**OBJECTIVE:** From the records below, pull each line that has "Forecast".

(Dataset items)
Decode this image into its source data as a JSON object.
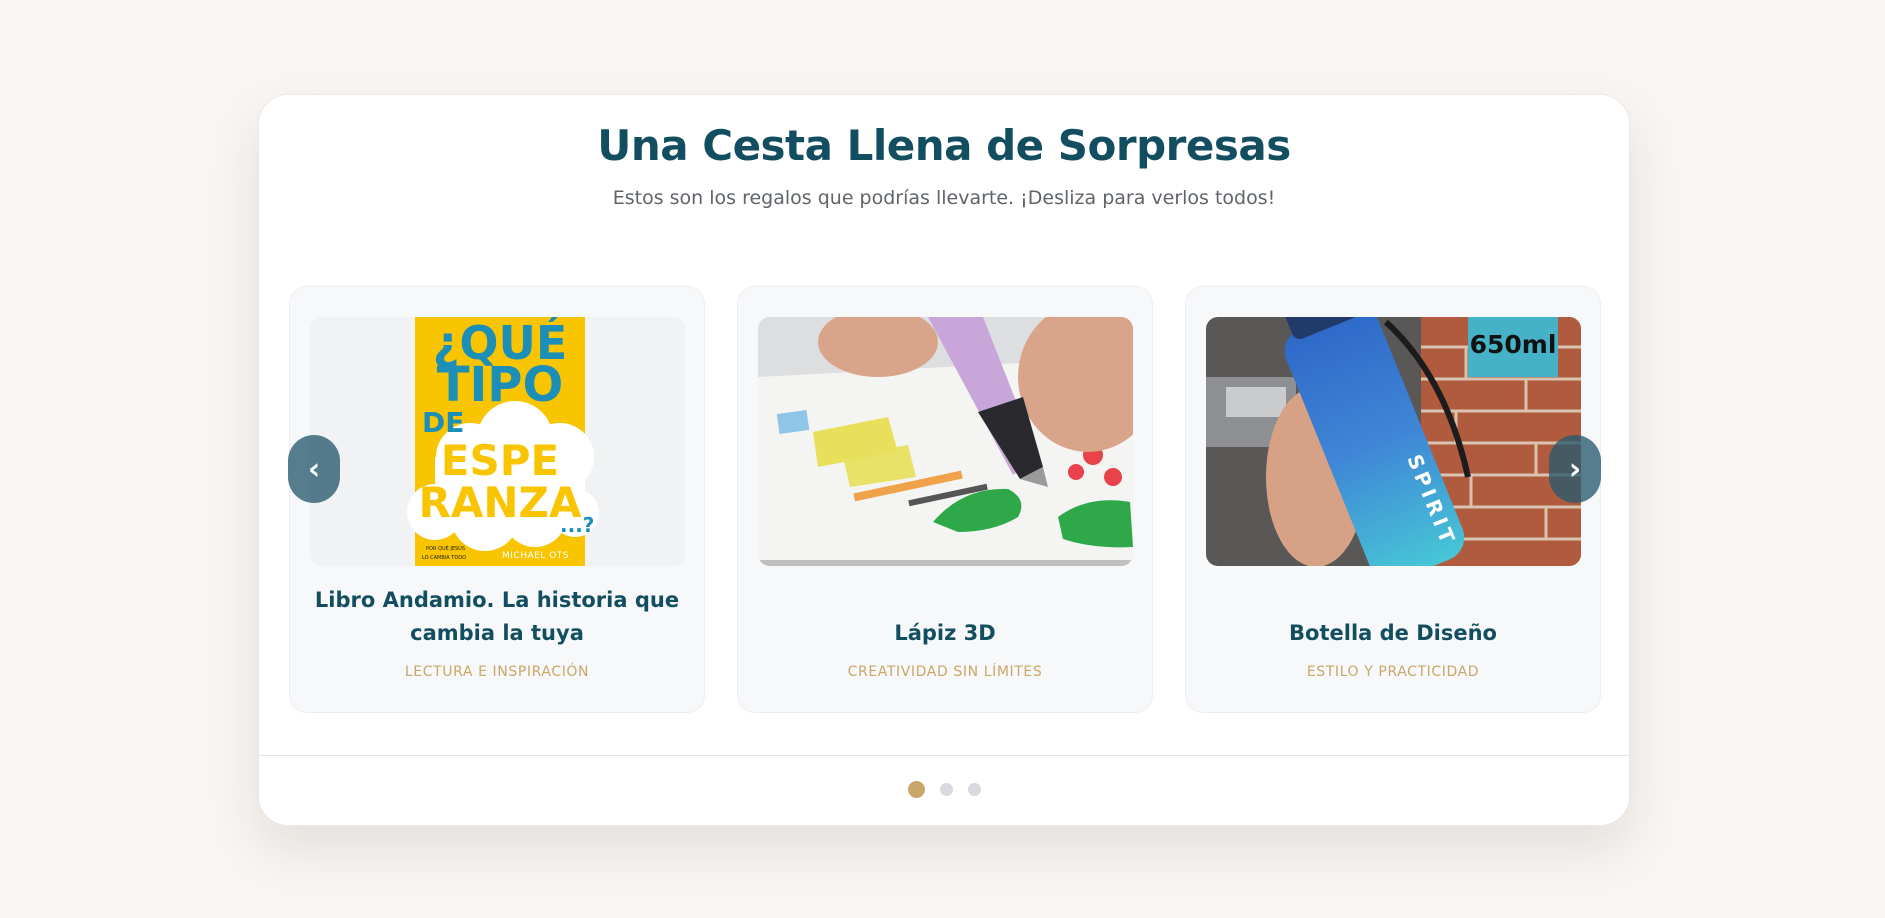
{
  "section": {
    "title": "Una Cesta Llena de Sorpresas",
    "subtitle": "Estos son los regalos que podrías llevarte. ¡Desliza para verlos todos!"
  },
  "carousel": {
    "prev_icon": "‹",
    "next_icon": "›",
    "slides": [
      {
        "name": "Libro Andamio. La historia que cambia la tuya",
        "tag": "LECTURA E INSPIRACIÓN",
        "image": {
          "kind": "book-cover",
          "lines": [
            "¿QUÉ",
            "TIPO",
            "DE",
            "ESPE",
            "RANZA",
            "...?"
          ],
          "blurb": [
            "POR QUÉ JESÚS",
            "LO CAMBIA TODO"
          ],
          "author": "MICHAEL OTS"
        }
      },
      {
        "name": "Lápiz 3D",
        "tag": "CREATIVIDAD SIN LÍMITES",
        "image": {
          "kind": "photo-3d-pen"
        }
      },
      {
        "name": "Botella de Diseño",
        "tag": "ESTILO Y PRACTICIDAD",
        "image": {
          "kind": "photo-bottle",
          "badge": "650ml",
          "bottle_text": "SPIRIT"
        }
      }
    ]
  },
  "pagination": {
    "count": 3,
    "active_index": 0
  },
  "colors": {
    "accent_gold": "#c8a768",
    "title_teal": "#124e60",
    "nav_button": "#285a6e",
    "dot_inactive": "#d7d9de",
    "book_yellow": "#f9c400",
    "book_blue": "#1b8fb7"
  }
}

...

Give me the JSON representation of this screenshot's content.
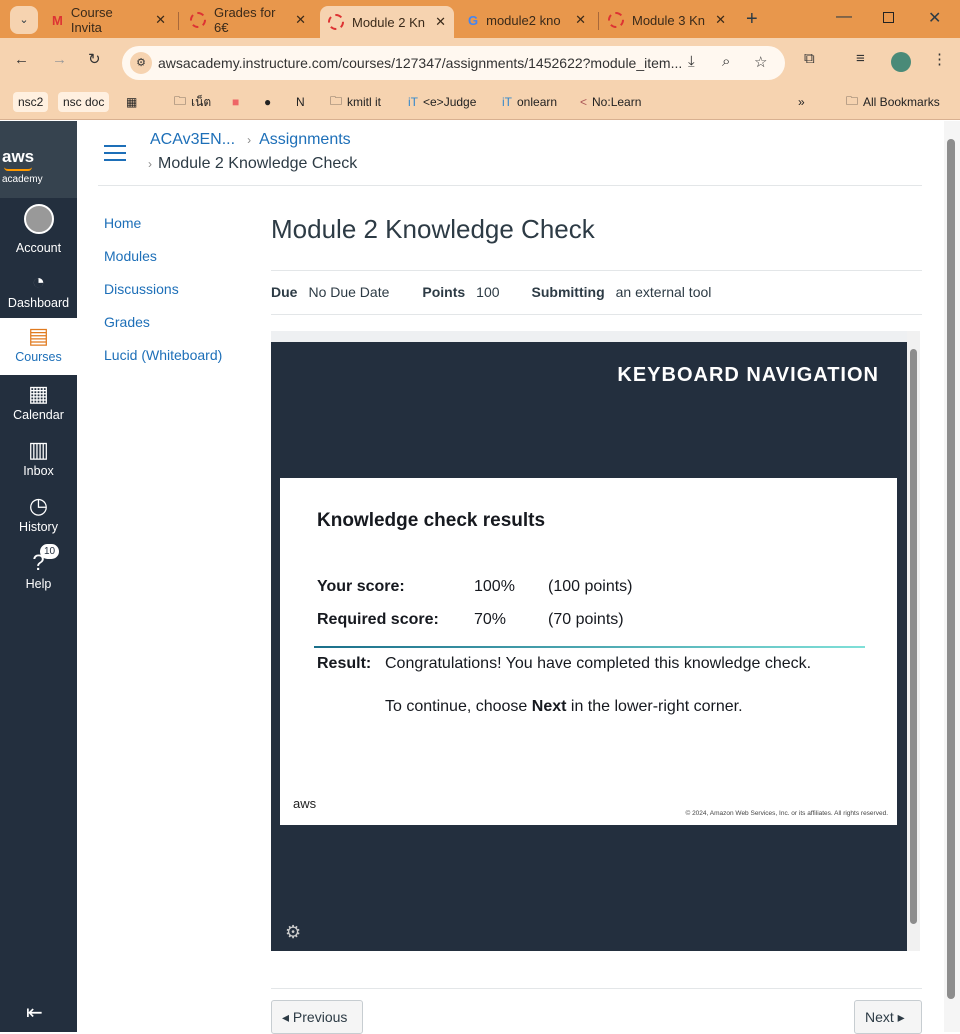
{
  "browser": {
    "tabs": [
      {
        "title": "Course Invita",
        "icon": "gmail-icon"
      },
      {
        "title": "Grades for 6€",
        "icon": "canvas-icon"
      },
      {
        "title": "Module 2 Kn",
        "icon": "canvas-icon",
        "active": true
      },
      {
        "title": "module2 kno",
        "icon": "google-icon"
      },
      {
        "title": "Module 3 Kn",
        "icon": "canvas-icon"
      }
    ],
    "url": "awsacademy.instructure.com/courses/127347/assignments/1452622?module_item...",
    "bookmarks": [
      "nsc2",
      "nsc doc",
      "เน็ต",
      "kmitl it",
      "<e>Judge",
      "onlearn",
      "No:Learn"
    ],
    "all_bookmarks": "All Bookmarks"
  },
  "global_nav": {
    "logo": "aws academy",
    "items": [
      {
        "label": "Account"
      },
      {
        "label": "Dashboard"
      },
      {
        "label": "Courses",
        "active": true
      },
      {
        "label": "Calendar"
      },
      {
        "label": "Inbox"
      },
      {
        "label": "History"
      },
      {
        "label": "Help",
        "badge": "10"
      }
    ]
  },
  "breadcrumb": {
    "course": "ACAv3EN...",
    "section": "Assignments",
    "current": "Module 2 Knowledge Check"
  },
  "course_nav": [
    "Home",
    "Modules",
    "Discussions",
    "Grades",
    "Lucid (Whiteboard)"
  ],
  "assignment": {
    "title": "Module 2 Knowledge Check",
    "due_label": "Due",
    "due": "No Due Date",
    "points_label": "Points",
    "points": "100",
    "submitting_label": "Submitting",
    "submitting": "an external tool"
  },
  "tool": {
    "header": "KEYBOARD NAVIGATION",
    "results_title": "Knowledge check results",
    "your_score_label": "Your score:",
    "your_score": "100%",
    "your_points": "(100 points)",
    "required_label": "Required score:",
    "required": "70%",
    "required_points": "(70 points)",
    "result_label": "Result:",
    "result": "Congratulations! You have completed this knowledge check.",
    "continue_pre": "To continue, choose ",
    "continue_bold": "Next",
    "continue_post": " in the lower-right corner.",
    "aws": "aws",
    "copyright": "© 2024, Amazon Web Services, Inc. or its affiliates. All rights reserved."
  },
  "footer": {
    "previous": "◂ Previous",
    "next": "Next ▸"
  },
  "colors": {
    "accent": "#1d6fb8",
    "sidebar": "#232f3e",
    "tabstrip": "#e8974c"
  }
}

==

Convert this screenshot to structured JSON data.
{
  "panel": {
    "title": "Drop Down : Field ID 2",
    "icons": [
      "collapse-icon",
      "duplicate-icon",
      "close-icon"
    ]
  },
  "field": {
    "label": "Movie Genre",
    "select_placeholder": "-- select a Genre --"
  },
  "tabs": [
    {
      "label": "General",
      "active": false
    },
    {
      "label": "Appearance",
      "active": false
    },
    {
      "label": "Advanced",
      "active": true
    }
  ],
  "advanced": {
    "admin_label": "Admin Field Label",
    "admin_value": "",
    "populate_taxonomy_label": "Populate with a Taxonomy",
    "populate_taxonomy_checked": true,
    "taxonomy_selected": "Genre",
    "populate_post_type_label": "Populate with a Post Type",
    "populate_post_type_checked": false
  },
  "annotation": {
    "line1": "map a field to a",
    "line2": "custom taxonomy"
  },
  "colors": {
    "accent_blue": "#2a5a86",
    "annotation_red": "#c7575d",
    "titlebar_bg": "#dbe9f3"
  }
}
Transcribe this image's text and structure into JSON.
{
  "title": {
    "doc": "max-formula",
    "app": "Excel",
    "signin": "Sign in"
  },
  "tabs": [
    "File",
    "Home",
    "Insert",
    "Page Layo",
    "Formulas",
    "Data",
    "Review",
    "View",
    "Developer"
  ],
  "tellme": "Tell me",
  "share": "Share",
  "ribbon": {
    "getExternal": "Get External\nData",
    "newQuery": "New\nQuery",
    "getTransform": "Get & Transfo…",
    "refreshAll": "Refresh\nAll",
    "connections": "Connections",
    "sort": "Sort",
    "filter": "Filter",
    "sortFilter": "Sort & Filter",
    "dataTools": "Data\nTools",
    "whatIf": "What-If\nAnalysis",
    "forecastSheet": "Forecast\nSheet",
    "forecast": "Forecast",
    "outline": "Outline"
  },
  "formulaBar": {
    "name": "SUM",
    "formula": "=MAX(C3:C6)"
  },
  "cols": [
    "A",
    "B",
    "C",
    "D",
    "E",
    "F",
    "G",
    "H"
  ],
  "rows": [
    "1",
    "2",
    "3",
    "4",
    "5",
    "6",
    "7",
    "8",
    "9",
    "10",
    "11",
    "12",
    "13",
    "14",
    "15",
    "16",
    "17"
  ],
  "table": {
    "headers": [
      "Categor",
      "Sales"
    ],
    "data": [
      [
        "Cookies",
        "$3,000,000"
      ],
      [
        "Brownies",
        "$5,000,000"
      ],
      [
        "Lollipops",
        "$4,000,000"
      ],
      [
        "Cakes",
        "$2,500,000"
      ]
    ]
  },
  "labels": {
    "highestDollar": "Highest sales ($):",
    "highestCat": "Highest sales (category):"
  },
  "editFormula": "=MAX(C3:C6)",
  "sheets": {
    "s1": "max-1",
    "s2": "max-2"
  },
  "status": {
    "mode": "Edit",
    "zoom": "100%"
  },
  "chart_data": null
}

**RESULT OF THE TASK:**
    "forecastSheet": "Forecast\nSheet",
    "forecast": "Forecast",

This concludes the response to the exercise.